_REQUIRED WORK_
List all lines of the data containing the word "Energy".

##############################

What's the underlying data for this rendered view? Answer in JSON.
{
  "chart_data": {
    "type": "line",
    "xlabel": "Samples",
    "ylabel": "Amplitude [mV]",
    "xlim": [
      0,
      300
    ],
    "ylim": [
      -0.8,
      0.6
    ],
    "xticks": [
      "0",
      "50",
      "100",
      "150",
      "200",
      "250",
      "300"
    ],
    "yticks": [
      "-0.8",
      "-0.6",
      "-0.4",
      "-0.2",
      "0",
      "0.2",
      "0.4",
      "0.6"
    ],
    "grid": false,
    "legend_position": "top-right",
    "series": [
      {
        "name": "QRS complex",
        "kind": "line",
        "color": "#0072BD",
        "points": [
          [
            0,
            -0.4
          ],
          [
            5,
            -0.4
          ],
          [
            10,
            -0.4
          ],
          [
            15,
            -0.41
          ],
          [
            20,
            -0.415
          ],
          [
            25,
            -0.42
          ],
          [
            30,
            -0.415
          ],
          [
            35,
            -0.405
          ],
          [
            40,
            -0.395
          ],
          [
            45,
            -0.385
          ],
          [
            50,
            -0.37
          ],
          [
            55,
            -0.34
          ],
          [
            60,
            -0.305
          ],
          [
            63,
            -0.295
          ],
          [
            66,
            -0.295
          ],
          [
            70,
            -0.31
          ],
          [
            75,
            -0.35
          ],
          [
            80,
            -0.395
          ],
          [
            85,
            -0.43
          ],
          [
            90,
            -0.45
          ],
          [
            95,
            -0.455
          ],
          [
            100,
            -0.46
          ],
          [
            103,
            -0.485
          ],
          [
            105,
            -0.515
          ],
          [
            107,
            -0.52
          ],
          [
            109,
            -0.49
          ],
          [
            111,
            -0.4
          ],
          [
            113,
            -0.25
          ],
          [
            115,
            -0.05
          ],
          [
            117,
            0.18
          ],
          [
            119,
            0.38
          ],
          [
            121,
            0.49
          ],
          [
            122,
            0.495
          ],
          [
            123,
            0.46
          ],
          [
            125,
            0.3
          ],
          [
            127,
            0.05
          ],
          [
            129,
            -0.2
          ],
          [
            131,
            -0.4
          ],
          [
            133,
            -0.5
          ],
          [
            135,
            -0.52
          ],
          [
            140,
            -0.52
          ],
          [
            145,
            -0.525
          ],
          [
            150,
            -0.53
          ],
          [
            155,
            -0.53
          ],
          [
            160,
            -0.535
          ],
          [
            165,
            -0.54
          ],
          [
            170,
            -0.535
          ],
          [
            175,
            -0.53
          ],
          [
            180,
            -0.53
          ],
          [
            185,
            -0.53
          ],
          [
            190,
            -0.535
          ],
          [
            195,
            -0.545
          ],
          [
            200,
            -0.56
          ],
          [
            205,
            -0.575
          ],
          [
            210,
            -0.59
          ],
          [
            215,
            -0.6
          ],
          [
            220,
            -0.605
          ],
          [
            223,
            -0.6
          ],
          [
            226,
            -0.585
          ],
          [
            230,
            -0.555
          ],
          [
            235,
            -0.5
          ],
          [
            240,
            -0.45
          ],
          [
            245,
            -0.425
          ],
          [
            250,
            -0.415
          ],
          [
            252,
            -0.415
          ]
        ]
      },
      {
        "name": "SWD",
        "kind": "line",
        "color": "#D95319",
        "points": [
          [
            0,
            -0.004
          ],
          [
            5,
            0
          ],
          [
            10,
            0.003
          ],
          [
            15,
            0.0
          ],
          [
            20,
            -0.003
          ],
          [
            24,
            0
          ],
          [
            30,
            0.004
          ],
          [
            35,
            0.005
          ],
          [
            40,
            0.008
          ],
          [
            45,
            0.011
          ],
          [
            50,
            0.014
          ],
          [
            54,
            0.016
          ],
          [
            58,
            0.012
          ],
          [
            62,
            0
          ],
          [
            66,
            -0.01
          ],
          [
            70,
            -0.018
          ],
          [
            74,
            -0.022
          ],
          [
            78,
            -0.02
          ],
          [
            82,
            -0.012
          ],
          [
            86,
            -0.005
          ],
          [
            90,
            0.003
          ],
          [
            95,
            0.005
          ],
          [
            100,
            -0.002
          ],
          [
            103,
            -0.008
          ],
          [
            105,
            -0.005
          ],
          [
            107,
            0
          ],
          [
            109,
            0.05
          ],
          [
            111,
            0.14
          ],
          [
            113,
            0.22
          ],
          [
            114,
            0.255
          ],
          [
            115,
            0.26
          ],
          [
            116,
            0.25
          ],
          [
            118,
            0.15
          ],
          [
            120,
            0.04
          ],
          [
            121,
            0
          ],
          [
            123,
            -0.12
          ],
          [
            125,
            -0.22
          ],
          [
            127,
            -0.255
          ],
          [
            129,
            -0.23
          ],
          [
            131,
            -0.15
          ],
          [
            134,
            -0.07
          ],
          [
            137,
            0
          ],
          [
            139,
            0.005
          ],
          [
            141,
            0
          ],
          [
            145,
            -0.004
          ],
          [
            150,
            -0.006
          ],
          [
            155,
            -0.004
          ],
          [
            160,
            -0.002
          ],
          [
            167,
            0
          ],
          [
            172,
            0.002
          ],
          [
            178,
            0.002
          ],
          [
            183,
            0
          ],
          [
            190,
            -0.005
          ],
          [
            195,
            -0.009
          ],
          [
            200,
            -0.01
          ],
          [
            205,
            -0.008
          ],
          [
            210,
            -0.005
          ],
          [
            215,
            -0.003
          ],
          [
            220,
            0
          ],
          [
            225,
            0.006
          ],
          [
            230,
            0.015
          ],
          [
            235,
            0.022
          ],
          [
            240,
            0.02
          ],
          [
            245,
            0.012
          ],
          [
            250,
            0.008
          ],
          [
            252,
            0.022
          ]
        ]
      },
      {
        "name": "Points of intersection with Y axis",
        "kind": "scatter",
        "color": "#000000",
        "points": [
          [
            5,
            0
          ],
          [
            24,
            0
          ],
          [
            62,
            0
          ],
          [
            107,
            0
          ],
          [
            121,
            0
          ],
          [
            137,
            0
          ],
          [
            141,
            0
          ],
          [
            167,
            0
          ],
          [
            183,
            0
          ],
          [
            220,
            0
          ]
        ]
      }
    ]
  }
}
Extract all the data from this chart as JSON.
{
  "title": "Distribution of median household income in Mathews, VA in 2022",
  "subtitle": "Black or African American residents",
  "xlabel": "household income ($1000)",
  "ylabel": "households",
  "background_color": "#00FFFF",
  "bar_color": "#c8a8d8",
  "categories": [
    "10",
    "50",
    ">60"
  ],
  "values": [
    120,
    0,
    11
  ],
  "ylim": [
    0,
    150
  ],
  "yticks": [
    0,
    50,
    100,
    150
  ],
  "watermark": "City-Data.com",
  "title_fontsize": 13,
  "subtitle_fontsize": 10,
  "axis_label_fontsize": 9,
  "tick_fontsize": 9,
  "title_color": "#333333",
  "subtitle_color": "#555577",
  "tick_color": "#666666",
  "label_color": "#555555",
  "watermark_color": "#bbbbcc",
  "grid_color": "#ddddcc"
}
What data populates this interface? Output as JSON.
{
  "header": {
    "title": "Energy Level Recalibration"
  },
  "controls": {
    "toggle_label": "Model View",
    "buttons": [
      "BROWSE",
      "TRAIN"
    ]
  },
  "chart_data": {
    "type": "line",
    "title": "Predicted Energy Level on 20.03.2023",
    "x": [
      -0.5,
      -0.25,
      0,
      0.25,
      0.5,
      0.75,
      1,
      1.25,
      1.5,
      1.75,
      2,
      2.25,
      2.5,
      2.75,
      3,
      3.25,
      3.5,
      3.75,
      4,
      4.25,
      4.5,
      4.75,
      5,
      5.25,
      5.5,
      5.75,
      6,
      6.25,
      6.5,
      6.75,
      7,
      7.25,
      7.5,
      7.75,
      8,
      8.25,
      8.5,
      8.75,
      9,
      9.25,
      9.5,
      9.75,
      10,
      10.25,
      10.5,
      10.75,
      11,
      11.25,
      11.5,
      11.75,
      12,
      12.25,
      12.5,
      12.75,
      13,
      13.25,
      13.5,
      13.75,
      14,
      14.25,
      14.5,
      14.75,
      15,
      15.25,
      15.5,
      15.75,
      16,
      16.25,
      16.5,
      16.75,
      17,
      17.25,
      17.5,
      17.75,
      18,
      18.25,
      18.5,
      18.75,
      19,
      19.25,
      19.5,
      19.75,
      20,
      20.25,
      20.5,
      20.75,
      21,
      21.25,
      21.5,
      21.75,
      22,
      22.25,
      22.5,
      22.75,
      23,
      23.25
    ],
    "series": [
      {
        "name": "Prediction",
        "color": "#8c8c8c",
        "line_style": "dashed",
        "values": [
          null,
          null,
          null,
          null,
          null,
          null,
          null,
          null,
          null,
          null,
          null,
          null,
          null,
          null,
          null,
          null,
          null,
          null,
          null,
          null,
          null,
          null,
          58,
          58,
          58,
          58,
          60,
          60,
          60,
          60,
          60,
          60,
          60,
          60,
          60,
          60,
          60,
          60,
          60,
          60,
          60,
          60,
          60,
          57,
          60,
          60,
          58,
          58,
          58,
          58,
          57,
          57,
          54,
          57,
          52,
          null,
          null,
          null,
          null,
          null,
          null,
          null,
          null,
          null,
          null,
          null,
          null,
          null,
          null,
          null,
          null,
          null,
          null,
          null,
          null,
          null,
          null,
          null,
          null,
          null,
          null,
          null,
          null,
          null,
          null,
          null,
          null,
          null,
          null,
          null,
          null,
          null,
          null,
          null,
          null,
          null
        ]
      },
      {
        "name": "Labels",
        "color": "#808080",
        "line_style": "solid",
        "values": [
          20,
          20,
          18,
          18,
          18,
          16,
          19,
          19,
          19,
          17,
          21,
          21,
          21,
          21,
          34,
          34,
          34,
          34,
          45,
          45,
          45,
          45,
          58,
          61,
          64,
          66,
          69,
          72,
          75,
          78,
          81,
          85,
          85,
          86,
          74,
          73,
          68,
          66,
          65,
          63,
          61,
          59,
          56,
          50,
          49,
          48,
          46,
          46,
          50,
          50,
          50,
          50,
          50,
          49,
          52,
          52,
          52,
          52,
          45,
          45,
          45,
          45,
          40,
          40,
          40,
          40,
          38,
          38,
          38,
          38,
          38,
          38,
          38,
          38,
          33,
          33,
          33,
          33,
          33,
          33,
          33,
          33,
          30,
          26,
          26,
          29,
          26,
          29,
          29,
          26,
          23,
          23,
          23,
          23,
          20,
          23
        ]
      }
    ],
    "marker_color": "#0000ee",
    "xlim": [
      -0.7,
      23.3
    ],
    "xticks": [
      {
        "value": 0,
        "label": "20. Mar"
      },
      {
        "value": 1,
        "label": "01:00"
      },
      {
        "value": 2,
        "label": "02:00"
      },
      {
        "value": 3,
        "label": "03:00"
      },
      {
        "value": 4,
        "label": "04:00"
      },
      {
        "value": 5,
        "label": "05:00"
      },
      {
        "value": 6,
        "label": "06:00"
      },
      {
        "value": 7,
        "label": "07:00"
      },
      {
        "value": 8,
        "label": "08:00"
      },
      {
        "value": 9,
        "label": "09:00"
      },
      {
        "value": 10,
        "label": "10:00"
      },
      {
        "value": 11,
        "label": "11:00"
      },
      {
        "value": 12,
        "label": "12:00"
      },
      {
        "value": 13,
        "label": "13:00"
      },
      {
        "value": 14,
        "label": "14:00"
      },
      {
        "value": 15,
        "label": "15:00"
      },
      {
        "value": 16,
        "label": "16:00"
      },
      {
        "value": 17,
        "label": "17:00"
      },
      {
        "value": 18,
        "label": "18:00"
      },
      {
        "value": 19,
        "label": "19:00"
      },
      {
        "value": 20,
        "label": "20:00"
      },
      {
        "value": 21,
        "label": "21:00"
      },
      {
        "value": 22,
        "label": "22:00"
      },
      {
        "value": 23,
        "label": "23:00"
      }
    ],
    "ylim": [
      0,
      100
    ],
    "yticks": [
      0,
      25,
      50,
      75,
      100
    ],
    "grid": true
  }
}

##############################

_RESULT_
    "title": "Energy Level Recalibration"
    "title": "Predicted Energy Level on 20.03.2023",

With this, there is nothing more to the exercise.